:: Do this ::
Output the data exactly, with every line intact.

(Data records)
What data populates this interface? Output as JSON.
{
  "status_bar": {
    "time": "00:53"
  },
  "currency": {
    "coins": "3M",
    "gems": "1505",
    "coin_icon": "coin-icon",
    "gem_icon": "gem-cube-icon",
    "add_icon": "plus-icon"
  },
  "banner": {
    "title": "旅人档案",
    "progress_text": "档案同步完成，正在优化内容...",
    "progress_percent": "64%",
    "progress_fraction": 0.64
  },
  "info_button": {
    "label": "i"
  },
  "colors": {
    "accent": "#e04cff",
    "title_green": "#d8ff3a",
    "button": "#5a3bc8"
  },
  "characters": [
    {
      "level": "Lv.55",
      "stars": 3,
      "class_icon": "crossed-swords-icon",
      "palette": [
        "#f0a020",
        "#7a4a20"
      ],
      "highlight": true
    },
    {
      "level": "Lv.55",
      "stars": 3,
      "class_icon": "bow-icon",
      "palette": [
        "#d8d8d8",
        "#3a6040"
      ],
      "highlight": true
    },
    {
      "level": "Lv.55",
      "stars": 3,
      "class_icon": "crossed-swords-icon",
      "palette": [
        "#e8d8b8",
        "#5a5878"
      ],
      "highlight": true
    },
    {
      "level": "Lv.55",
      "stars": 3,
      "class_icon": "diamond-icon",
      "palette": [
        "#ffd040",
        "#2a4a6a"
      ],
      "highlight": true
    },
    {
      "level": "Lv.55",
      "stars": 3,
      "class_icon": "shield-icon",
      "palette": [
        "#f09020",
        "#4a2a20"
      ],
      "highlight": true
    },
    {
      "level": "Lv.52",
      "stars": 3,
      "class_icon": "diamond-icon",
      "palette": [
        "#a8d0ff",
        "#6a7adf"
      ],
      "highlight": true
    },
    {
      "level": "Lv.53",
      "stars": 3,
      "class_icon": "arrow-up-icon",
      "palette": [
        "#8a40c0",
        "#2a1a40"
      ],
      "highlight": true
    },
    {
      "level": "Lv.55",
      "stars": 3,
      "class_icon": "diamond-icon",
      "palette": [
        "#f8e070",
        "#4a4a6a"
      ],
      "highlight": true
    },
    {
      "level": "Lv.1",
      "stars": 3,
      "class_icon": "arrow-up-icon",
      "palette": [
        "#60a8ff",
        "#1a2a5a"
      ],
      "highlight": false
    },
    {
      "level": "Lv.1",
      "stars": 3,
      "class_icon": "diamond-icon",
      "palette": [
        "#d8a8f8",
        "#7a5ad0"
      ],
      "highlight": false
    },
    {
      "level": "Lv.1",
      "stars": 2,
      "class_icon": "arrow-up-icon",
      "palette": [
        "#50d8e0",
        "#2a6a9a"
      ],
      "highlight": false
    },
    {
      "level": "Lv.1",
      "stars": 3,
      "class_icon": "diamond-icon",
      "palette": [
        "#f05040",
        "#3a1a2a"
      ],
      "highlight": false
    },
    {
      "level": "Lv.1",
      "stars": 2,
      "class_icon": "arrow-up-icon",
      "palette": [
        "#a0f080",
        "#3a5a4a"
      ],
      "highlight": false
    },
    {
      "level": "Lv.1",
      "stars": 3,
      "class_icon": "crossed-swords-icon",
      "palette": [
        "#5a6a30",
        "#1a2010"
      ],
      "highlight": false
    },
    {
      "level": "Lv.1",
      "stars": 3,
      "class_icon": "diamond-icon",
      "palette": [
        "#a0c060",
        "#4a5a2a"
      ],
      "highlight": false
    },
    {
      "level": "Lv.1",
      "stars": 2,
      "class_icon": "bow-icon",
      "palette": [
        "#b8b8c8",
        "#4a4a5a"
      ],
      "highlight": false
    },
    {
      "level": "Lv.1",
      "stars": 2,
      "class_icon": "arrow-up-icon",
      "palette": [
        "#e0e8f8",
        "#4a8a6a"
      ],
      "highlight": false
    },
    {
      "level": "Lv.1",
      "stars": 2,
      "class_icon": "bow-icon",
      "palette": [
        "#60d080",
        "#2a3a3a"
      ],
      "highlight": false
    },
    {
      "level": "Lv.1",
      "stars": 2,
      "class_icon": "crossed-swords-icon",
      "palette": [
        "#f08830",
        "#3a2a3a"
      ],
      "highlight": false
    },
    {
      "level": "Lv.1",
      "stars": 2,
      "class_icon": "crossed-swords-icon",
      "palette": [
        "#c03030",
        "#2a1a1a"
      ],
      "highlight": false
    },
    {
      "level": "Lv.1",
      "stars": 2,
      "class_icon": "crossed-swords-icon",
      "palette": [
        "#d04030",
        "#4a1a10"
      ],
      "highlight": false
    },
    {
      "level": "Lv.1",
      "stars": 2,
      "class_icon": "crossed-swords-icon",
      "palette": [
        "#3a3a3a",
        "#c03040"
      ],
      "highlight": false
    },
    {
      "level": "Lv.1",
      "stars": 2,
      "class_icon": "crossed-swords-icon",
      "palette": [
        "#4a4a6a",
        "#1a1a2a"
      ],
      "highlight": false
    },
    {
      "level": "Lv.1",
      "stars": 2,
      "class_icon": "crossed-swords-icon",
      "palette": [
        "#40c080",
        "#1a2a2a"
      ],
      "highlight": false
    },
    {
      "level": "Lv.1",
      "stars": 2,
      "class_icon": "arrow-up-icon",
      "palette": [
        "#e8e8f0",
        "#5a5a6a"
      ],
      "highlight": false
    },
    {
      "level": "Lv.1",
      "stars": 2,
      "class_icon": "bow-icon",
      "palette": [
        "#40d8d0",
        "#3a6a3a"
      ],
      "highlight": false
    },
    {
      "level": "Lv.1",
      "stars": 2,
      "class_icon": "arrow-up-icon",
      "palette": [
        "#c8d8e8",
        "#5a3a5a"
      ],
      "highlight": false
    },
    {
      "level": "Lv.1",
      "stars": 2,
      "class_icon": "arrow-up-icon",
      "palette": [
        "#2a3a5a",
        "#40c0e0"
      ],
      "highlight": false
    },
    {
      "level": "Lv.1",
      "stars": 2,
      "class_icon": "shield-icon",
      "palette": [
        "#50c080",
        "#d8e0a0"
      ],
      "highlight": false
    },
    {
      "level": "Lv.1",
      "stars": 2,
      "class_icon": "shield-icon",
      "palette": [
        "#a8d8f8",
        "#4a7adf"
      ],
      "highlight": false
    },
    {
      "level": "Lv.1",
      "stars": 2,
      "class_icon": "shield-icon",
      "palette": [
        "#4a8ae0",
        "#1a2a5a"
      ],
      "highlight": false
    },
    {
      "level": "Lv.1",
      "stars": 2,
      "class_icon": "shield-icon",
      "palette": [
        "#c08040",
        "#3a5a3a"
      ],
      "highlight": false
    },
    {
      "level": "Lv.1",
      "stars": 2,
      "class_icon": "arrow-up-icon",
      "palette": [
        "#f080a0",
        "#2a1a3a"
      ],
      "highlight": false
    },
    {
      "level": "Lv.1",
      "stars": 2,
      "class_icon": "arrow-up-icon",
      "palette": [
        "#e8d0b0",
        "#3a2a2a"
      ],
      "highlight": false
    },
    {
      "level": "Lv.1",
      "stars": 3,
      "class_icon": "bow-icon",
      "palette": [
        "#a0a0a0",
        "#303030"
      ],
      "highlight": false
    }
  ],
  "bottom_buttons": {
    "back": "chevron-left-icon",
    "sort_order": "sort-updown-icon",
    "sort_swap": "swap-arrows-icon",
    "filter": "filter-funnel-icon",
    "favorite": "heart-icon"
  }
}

:: Task answer ::
What data populates this interface? Output as JSON.
{
  "status_bar": {
    "time": "00:53"
  },
  "currency": {
    "coins": "3M",
    "gems": "1505",
    "coin_icon": "coin-icon",
    "gem_icon": "gem-cube-icon",
    "add_icon": "plus-icon"
  },
  "banner": {
    "title": "旅人档案",
    "progress_text": "档案同步完成，正在优化内容...",
    "progress_percent": "64%",
    "progress_fraction": 0.64
  },
  "info_button": {
    "label": "i"
  },
  "colors": {
    "accent": "#e04cff",
    "title_green": "#d8ff3a",
    "button": "#5a3bc8"
  },
  "characters": [
    {
      "level": "Lv.55",
      "stars": 3,
      "class_icon": "crossed-swords-icon",
      "palette": [
        "#f0a020",
        "#7a4a20"
      ],
      "highlight": true
    },
    {
      "level": "Lv.55",
      "stars": 3,
      "class_icon": "bow-icon",
      "palette": [
        "#d8d8d8",
        "#3a6040"
      ],
      "highlight": true
    },
    {
      "level": "Lv.55",
      "stars": 3,
      "class_icon": "crossed-swords-icon",
      "palette": [
        "#e8d8b8",
        "#5a5878"
      ],
      "highlight": true
    },
    {
      "level": "Lv.55",
      "stars": 3,
      "class_icon": "diamond-icon",
      "palette": [
        "#ffd040",
        "#2a4a6a"
      ],
      "highlight": true
    },
    {
      "level": "Lv.55",
      "stars": 3,
      "class_icon": "shield-icon",
      "palette": [
        "#f09020",
        "#4a2a20"
      ],
      "highlight": true
    },
    {
      "level": "Lv.52",
      "stars": 3,
      "class_icon": "diamond-icon",
      "palette": [
        "#a8d0ff",
        "#6a7adf"
      ],
      "highlight": true
    },
    {
      "level": "Lv.53",
      "stars": 3,
      "class_icon": "arrow-up-icon",
      "palette": [
        "#8a40c0",
        "#2a1a40"
      ],
      "highlight": true
    },
    {
      "level": "Lv.55",
      "stars": 3,
      "class_icon": "diamond-icon",
      "palette": [
        "#f8e070",
        "#4a4a6a"
      ],
      "highlight": true
    },
    {
      "level": "Lv.1",
      "stars": 3,
      "class_icon": "arrow-up-icon",
      "palette": [
        "#60a8ff",
        "#1a2a5a"
      ],
      "highlight": false
    },
    {
      "level": "Lv.1",
      "stars": 3,
      "class_icon": "diamond-icon",
      "palette": [
        "#d8a8f8",
        "#7a5ad0"
      ],
      "highlight": false
    },
    {
      "level": "Lv.1",
      "stars": 2,
      "class_icon": "arrow-up-icon",
      "palette": [
        "#50d8e0",
        "#2a6a9a"
      ],
      "highlight": false
    },
    {
      "level": "Lv.1",
      "stars": 3,
      "class_icon": "diamond-icon",
      "palette": [
        "#f05040",
        "#3a1a2a"
      ],
      "highlight": false
    },
    {
      "level": "Lv.1",
      "stars": 2,
      "class_icon": "arrow-up-icon",
      "palette": [
        "#a0f080",
        "#3a5a4a"
      ],
      "highlight": false
    },
    {
      "level": "Lv.1",
      "stars": 3,
      "class_icon": "crossed-swords-icon",
      "palette": [
        "#5a6a30",
        "#1a2010"
      ],
      "highlight": false
    },
    {
      "level": "Lv.1",
      "stars": 3,
      "class_icon": "diamond-icon",
      "palette": [
        "#a0c060",
        "#4a5a2a"
      ],
      "highlight": false
    },
    {
      "level": "Lv.1",
      "stars": 2,
      "class_icon": "bow-icon",
      "palette": [
        "#b8b8c8",
        "#4a4a5a"
      ],
      "highlight": false
    },
    {
      "level": "Lv.1",
      "stars": 2,
      "class_icon": "arrow-up-icon",
      "palette": [
        "#e0e8f8",
        "#4a8a6a"
      ],
      "highlight": false
    },
    {
      "level": "Lv.1",
      "stars": 2,
      "class_icon": "bow-icon",
      "palette": [
        "#60d080",
        "#2a3a3a"
      ],
      "highlight": false
    },
    {
      "level": "Lv.1",
      "stars": 2,
      "class_icon": "crossed-swords-icon",
      "palette": [
        "#f08830",
        "#3a2a3a"
      ],
      "highlight": false
    },
    {
      "level": "Lv.1",
      "stars": 2,
      "class_icon": "crossed-swords-icon",
      "palette": [
        "#c03030",
        "#2a1a1a"
      ],
      "highlight": false
    },
    {
      "level": "Lv.1",
      "stars": 2,
      "class_icon": "crossed-swords-icon",
      "palette": [
        "#d04030",
        "#4a1a10"
      ],
      "highlight": false
    },
    {
      "level": "Lv.1",
      "stars": 2,
      "class_icon": "crossed-swords-icon",
      "palette": [
        "#3a3a3a",
        "#c03040"
      ],
      "highlight": false
    },
    {
      "level": "Lv.1",
      "stars": 2,
      "class_icon": "crossed-swords-icon",
      "palette": [
        "#4a4a6a",
        "#1a1a2a"
      ],
      "highlight": false
    },
    {
      "level": "Lv.1",
      "stars": 2,
      "class_icon": "crossed-swords-icon",
      "palette": [
        "#40c080",
        "#1a2a2a"
      ],
      "highlight": false
    },
    {
      "level": "Lv.1",
      "stars": 2,
      "class_icon": "arrow-up-icon",
      "palette": [
        "#e8e8f0",
        "#5a5a6a"
      ],
      "highlight": false
    },
    {
      "level": "Lv.1",
      "stars": 2,
      "class_icon": "bow-icon",
      "palette": [
        "#40d8d0",
        "#3a6a3a"
      ],
      "highlight": false
    },
    {
      "level": "Lv.1",
      "stars": 2,
      "class_icon": "arrow-up-icon",
      "palette": [
        "#c8d8e8",
        "#5a3a5a"
      ],
      "highlight": false
    },
    {
      "level": "Lv.1",
      "stars": 2,
      "class_icon": "arrow-up-icon",
      "palette": [
        "#2a3a5a",
        "#40c0e0"
      ],
      "highlight": false
    },
    {
      "level": "Lv.1",
      "stars": 2,
      "class_icon": "shield-icon",
      "palette": [
        "#50c080",
        "#d8e0a0"
      ],
      "highlight": false
    },
    {
      "level": "Lv.1",
      "stars": 2,
      "class_icon": "shield-icon",
      "palette": [
        "#a8d8f8",
        "#4a7adf"
      ],
      "highlight": false
    },
    {
      "level": "Lv.1",
      "stars": 2,
      "class_icon": "shield-icon",
      "palette": [
        "#4a8ae0",
        "#1a2a5a"
      ],
      "highlight": false
    },
    {
      "level": "Lv.1",
      "stars": 2,
      "class_icon": "shield-icon",
      "palette": [
        "#c08040",
        "#3a5a3a"
      ],
      "highlight": false
    },
    {
      "level": "Lv.1",
      "stars": 2,
      "class_icon": "arrow-up-icon",
      "palette": [
        "#f080a0",
        "#2a1a3a"
      ],
      "highlight": false
    },
    {
      "level": "Lv.1",
      "stars": 2,
      "class_icon": "arrow-up-icon",
      "palette": [
        "#e8d0b0",
        "#3a2a2a"
      ],
      "highlight": false
    },
    {
      "level": "Lv.1",
      "stars": 3,
      "class_icon": "bow-icon",
      "palette": [
        "#a0a0a0",
        "#303030"
      ],
      "highlight": false
    }
  ],
  "bottom_buttons": {
    "back": "chevron-left-icon",
    "sort_order": "sort-updown-icon",
    "sort_swap": "swap-arrows-icon",
    "filter": "filter-funnel-icon",
    "favorite": "heart-icon"
  }
}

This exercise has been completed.